Start of Material for this exercise
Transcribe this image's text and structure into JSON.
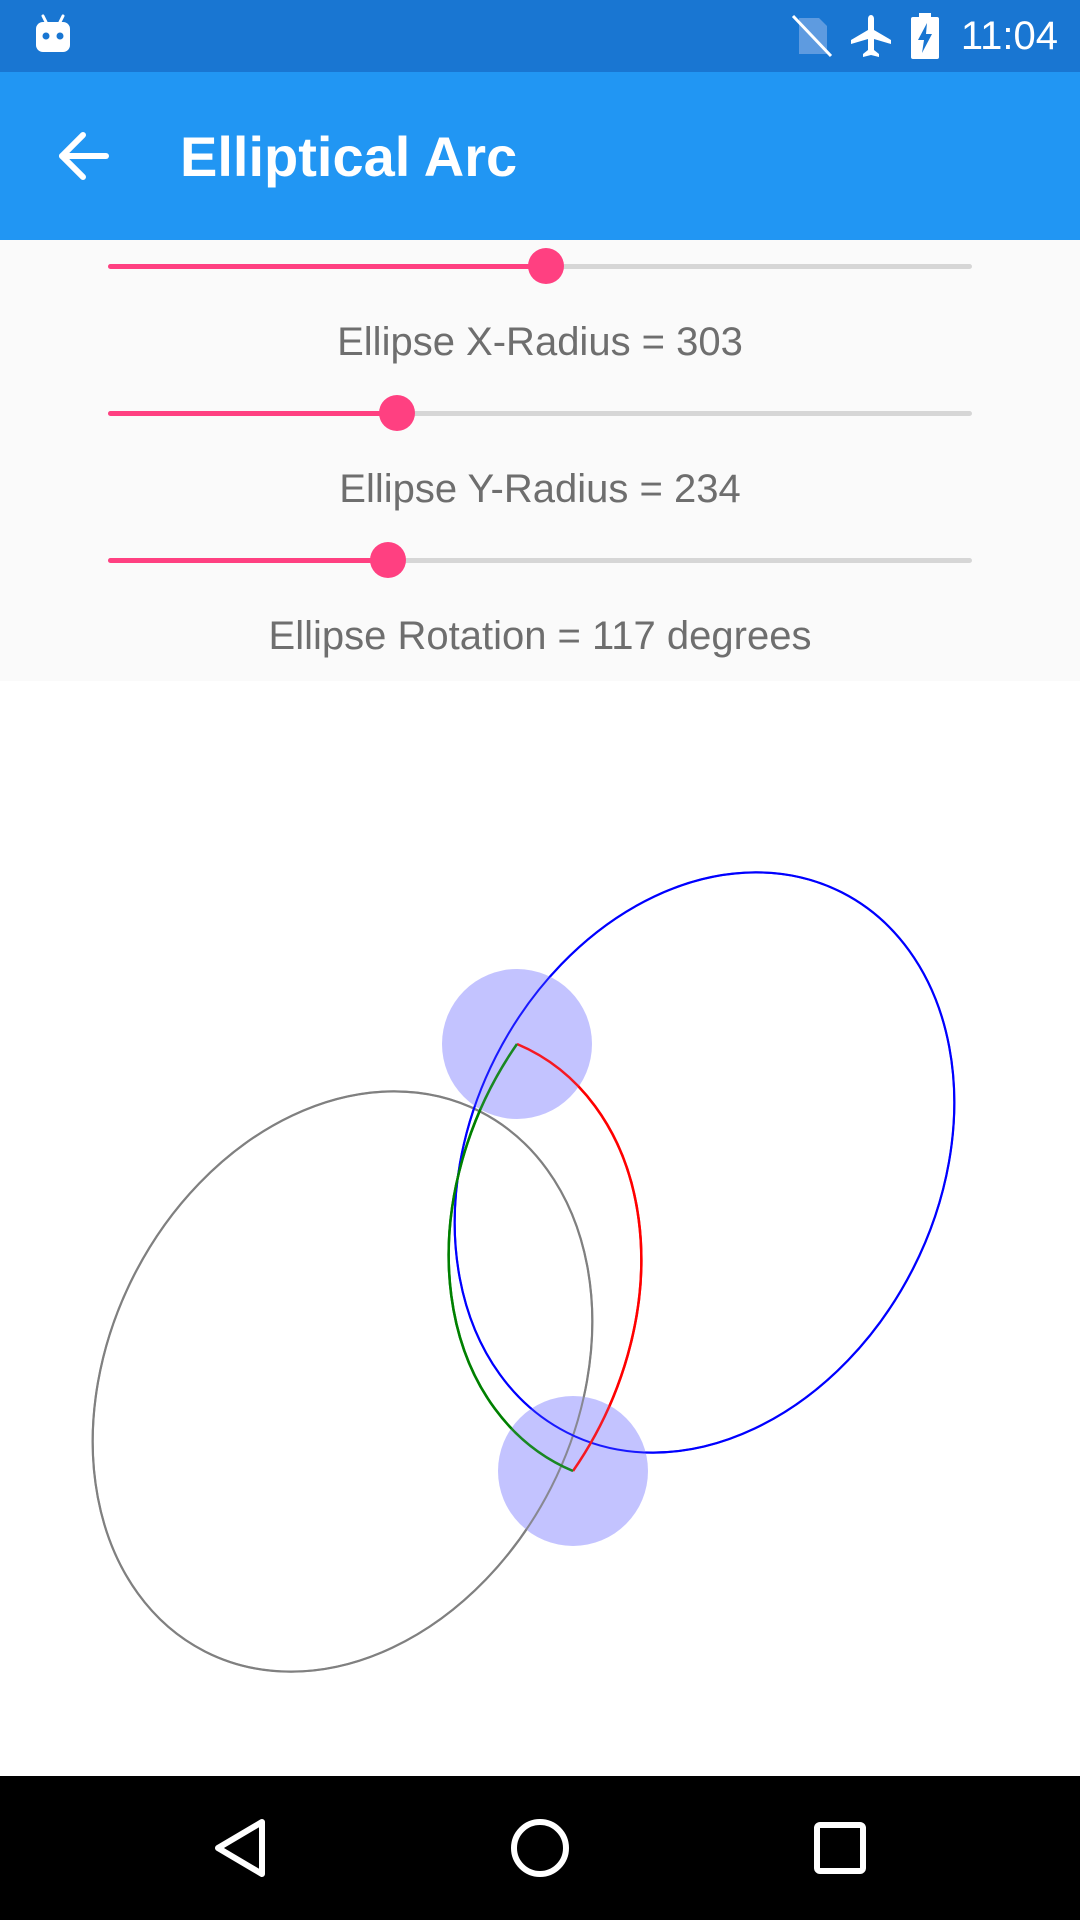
{
  "status_bar": {
    "time": "11:04",
    "icons": [
      "android-debug-icon",
      "no-sim-icon",
      "airplane-mode-icon",
      "battery-charging-icon"
    ]
  },
  "app_bar": {
    "title": "Elliptical Arc",
    "back_icon": "arrow-back-icon"
  },
  "controls": {
    "sliders": [
      {
        "name": "slider-1",
        "fraction": 0.507,
        "label": ""
      },
      {
        "name": "ellipse-x-radius",
        "fraction": 0.335,
        "label": "Ellipse X-Radius = 303"
      },
      {
        "name": "ellipse-y-radius",
        "fraction": 0.324,
        "label": "Ellipse Y-Radius = 234"
      }
    ],
    "rotation_label": "Ellipse Rotation = 117 degrees"
  },
  "canvas": {
    "colors": {
      "gray_ellipse": "#808080",
      "blue_ellipse": "#0000FF",
      "red_arc": "#FF0000",
      "green_arc": "#008000",
      "handle_fill": "#BDBDFF"
    }
  },
  "nav_bar": {
    "icons": [
      "back-triangle-icon",
      "home-circle-icon",
      "recents-square-icon"
    ]
  },
  "accent_color": "#FF4081",
  "primary_color": "#2196F3",
  "primary_dark_color": "#1976D2"
}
End of Material for this exercise
# What you should do
From the material above, copy each line that includes the word "name".

# The answer
        "name": "slider-1",
        "name": "ellipse-x-radius",
        "name": "ellipse-y-radius",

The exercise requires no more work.